■ What is being asked:
Using the listing below, extract each line that has the word "this" in it.

··· Record excerpts ···

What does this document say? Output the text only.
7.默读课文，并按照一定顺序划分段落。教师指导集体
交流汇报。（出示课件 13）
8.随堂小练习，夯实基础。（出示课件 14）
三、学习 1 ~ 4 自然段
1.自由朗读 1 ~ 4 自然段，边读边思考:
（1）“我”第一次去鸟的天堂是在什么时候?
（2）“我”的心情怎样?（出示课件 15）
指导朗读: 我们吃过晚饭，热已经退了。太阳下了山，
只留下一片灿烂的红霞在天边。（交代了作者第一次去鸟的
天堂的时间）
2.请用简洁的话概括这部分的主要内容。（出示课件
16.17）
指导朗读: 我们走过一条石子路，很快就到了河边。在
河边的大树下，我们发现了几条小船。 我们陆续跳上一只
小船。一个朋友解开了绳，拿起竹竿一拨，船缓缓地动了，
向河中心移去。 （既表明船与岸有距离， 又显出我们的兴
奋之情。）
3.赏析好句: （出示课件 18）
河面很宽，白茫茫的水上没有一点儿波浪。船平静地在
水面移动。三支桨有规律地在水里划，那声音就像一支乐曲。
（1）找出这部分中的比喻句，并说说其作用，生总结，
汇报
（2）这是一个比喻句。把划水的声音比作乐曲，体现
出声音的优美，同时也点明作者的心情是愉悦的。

···
··· Record excerpts ···

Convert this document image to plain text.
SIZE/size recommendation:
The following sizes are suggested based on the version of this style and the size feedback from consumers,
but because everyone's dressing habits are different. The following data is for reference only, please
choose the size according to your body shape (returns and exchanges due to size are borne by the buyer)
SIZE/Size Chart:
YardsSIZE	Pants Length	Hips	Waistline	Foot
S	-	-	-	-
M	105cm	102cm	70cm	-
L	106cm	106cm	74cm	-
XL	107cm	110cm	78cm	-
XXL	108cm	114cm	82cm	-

···

■ Solved problem:
What does this document say? Output the text only.
Convert this document image to plain text.
The following sizes are suggested based on the version of this style and the size feedback from consumers,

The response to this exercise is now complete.